## START Passage provided

They insist that the drunken driver who killed a motorcyclist two years ago should spend time in prison.

By CHRIS TISCH
Published November 11, 2003

CLEARWATER - Patricia Willets was quite a sight during the holidays, perched atop her purple three-wheeled motorcycle that was decorated with wreaths and red ribbons.

On Dec. 21, 2001, Willets, 46, was driving that bike on Myrtle Avenue. She had just been on her first date in more than seven years and was heading home.

But a Buick Regal made a left turn in front of her. Willets' bike hit the car, splintered into pieces and exploded. Willets was thrown from the bike and killed.

The driver of the Buick, Aaron B. Nugent, 29, was charged with drunken driving manslaughter after tests found his blood-alcohol level was almost twice the level at which Florida law presumes impairment. Nugent pleaded no contest to the charge in September.

## END Passage provided

Exercise requirements
**A)** In the article, which street was Patricia Willets riding on when she was killed?
**B)** Recast part of the listing as a numbered list, leaving out blank lines: begin at the line that has "bsdf-input-socket[interactable] — [1735, 696, 1745, 707]" and stop after the line that has "emission-color-swatch[interactable] — [1866, 631, 1970, 647]".
The listing that follows has no connection to the article.

## START Stored records

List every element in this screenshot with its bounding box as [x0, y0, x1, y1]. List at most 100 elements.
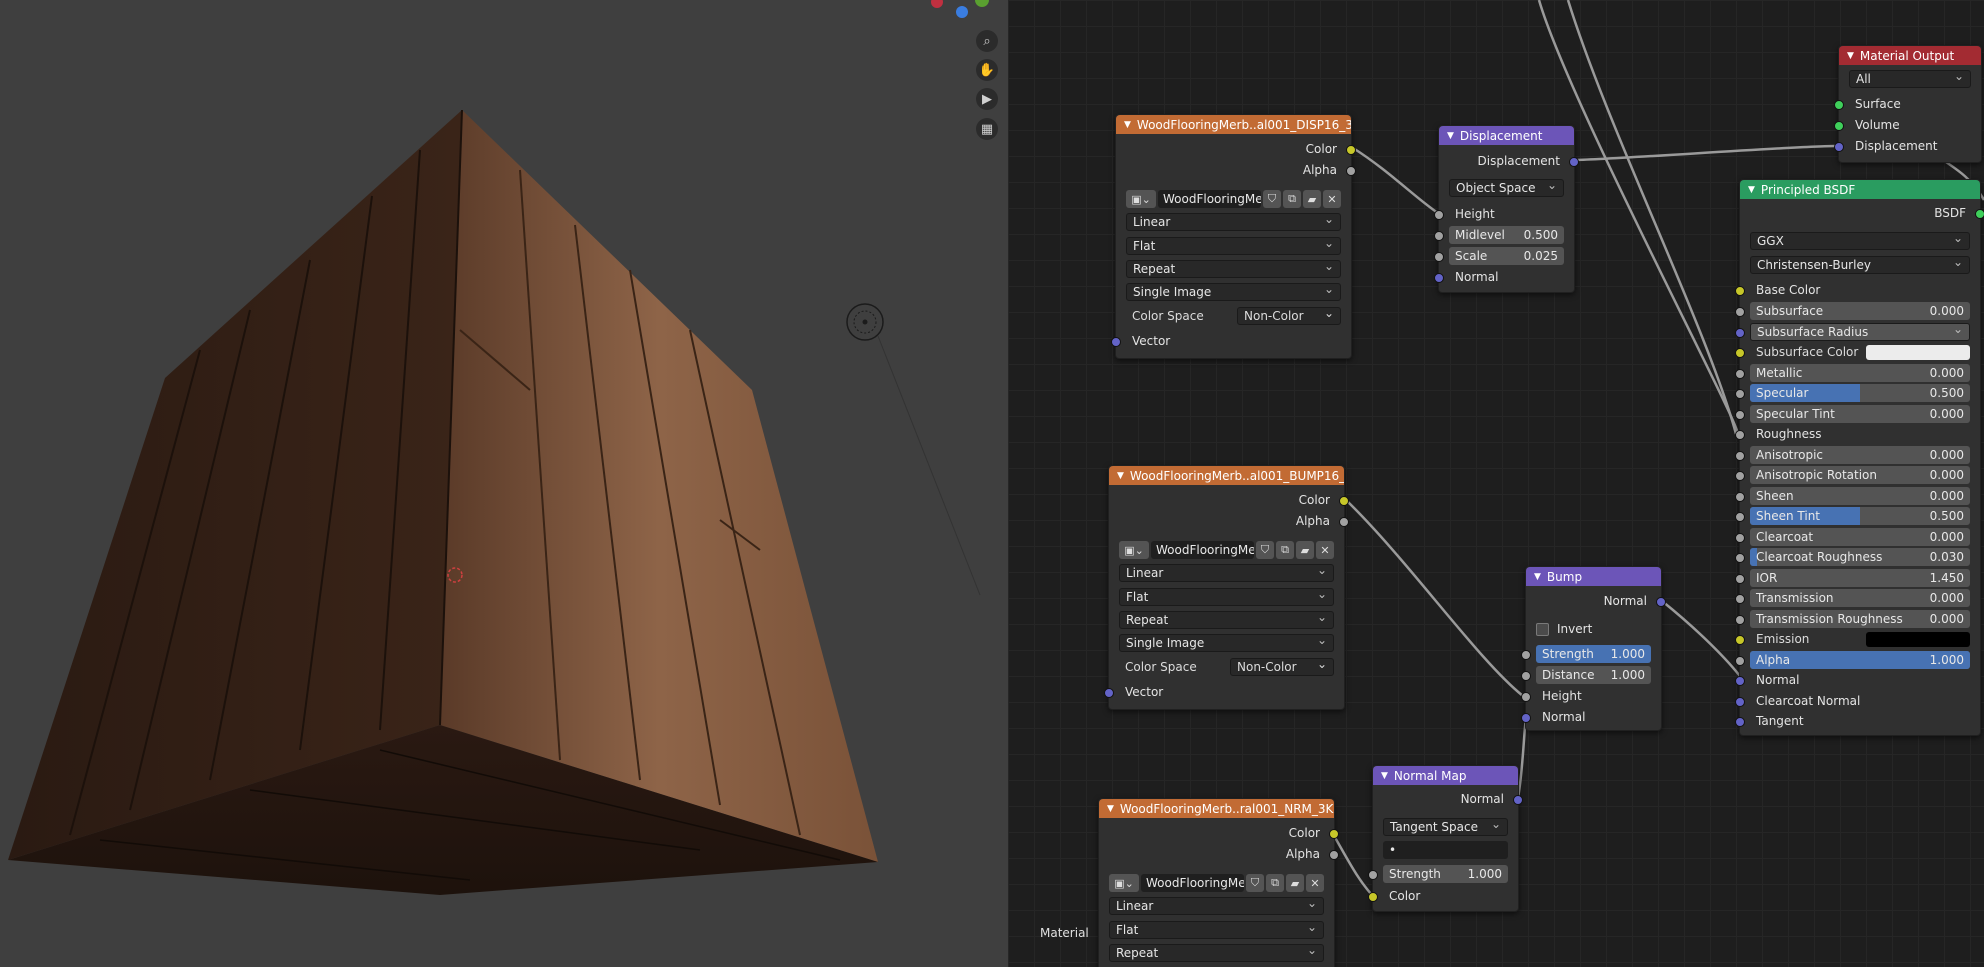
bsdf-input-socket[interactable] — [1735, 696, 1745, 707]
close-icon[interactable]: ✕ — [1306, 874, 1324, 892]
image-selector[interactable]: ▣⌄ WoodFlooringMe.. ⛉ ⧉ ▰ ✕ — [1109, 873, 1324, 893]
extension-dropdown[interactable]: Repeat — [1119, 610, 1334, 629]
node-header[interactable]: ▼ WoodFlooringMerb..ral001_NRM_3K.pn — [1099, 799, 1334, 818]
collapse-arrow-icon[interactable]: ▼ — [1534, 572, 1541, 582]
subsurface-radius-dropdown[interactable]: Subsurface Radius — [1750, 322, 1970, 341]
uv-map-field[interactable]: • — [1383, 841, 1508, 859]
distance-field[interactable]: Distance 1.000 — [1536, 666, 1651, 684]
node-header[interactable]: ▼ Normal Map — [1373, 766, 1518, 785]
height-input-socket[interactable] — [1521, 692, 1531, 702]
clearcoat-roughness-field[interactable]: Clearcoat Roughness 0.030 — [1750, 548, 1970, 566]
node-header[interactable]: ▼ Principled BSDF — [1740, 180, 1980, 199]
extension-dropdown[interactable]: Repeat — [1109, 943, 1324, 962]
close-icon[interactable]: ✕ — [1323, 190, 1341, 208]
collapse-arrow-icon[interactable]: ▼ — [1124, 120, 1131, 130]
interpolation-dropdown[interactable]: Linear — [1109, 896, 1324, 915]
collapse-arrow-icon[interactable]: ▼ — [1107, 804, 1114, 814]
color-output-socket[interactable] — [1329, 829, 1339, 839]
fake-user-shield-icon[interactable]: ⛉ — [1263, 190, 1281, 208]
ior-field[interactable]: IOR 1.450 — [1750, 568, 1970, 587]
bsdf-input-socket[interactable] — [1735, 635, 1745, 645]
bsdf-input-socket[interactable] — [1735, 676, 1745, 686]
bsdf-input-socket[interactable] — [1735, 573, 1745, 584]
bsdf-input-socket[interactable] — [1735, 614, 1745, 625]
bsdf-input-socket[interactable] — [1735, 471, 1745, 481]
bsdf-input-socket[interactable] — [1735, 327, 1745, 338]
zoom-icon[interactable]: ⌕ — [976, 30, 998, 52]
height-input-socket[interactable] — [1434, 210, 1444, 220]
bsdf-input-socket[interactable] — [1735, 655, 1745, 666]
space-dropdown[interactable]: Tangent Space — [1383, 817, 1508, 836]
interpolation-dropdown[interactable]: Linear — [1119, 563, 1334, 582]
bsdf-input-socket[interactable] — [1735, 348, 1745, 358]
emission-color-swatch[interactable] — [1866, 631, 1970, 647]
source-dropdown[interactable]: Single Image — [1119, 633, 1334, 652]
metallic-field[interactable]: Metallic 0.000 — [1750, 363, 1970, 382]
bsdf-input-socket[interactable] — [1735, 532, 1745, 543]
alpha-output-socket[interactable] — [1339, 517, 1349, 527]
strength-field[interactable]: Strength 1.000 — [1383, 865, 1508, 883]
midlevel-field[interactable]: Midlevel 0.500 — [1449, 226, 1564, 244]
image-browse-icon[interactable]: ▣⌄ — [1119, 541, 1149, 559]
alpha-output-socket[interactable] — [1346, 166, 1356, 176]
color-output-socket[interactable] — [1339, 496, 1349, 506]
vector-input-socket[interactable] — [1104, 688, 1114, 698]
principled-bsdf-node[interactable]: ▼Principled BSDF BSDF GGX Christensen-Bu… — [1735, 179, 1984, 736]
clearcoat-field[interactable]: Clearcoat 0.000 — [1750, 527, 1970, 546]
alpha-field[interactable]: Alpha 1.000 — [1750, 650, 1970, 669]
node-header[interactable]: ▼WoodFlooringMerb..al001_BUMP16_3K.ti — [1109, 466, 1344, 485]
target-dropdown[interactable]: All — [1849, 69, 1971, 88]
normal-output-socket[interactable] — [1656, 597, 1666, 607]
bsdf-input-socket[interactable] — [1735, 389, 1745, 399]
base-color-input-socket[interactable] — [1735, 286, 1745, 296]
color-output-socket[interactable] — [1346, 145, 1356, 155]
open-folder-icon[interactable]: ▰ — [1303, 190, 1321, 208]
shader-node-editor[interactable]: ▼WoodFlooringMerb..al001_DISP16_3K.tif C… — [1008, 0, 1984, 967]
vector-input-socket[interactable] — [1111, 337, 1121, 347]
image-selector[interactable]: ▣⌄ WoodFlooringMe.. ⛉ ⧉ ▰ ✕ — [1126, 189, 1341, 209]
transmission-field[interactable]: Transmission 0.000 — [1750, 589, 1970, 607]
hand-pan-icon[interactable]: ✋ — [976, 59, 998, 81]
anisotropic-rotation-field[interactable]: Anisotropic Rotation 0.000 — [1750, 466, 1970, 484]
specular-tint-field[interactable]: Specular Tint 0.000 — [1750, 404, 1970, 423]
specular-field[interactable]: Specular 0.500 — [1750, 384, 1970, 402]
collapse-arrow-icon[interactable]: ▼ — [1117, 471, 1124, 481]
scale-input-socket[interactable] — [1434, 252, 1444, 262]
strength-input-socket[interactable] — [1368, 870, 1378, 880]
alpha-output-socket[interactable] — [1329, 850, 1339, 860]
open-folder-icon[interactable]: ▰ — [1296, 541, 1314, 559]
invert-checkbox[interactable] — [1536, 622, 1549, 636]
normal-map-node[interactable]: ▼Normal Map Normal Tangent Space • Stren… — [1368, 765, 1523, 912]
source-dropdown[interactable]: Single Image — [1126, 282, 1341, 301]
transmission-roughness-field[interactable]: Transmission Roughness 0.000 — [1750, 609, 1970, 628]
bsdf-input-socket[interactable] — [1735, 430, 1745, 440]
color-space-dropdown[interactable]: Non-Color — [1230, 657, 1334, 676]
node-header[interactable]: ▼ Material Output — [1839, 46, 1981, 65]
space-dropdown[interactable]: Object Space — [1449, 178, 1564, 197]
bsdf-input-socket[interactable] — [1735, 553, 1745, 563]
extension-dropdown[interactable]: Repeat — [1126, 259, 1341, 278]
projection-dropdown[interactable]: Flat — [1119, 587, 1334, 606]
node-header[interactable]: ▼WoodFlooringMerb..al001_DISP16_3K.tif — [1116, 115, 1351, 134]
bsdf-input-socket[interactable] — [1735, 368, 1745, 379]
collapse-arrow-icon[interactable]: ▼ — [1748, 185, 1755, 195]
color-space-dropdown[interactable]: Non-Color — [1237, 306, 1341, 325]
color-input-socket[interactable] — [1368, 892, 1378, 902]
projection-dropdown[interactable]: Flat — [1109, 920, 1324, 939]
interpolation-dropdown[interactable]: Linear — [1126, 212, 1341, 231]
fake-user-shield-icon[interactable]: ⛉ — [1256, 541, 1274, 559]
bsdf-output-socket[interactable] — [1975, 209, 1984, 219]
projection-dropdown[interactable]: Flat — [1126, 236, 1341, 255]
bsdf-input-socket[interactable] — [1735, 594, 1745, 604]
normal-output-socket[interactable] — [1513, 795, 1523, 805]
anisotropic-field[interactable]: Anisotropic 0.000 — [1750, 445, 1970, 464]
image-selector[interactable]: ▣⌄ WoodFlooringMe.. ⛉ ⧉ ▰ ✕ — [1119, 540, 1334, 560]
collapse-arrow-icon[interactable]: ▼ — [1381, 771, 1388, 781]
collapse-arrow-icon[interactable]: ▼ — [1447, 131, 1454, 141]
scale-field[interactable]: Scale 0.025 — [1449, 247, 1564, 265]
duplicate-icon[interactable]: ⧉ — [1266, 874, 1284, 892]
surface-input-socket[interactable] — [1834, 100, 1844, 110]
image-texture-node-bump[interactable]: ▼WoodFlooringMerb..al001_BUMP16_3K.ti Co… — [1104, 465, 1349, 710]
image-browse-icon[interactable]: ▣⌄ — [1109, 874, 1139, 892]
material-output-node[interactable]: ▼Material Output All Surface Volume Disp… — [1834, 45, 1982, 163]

## END Stored records

Completed exercise
**A)** Myrtle Avenue.

**B)**
1. bsdf-input-socket[interactable] — [1735, 696, 1745, 707]
2. close-icon[interactable]: ✕ — [1306, 874, 1324, 892]
3. image-selector[interactable]: ▣⌄ WoodFlooringMe.. ⛉ ⧉ ▰ ✕ — [1109, 873, 1324, 893]
4. extension-dropdown[interactable]: Repeat — [1119, 610, 1334, 629]
5. node-header[interactable]: ▼ WoodFlooringMerb..ral001_NRM_3K.pn — [1099, 799, 1334, 818]
6. collapse-arrow-icon[interactable]: ▼ — [1534, 572, 1541, 582]
7. subsurface-radius-dropdown[interactable]: Subsurface Radius — [1750, 322, 1970, 341]
8. uv-map-field[interactable]: • — [1383, 841, 1508, 859]
9. distance-field[interactable]: Distance 1.000 — [1536, 666, 1651, 684]
10. node-header[interactable]: ▼ Normal Map — [1373, 766, 1518, 785]
11. height-input-socket[interactable] — [1521, 692, 1531, 702]
12. clearcoat-roughness-field[interactable]: Clearcoat Roughness 0.030 — [1750, 548, 1970, 566]
13. node-header[interactable]: ▼ Principled BSDF — [1740, 180, 1980, 199]
14. extension-dropdown[interactable]: Repeat — [1109, 943, 1324, 962]
15. close-icon[interactable]: ✕ — [1323, 190, 1341, 208]
16. collapse-arrow-icon[interactable]: ▼ — [1124, 120, 1131, 130]
17. interpolation-dropdown[interactable]: Linear — [1109, 896, 1324, 915]
18. collapse-arrow-icon[interactable]: ▼ — [1107, 804, 1114, 814]
19. color-output-socket[interactable] — [1329, 829, 1339, 839]
20. fake-user-shield-icon[interactable]: ⛉ — [1263, 190, 1281, 208]
21. ior-field[interactable]: IOR 1.450 — [1750, 568, 1970, 587]
22. bsdf-input-socket[interactable] — [1735, 635, 1745, 645]
23. bsdf-input-socket[interactable] — [1735, 676, 1745, 686]
24. bsdf-input-socket[interactable] — [1735, 573, 1745, 584]
25. bsdf-input-socket[interactable] — [1735, 614, 1745, 625]
26. bsdf-input-socket[interactable] — [1735, 471, 1745, 481]
27. bsdf-input-socket[interactable] — [1735, 327, 1745, 338]
28. zoom-icon[interactable]: ⌕ — [976, 30, 998, 52]
29. height-input-socket[interactable] — [1434, 210, 1444, 220]
30. bsdf-input-socket[interactable] — [1735, 655, 1745, 666]
31. space-dropdown[interactable]: Tangent Space — [1383, 817, 1508, 836]
32. interpolation-dropdown[interactable]: Linear — [1119, 563, 1334, 582]
33. bsdf-input-socket[interactable] — [1735, 348, 1745, 358]
34. emission-color-swatch[interactable] — [1866, 631, 1970, 647]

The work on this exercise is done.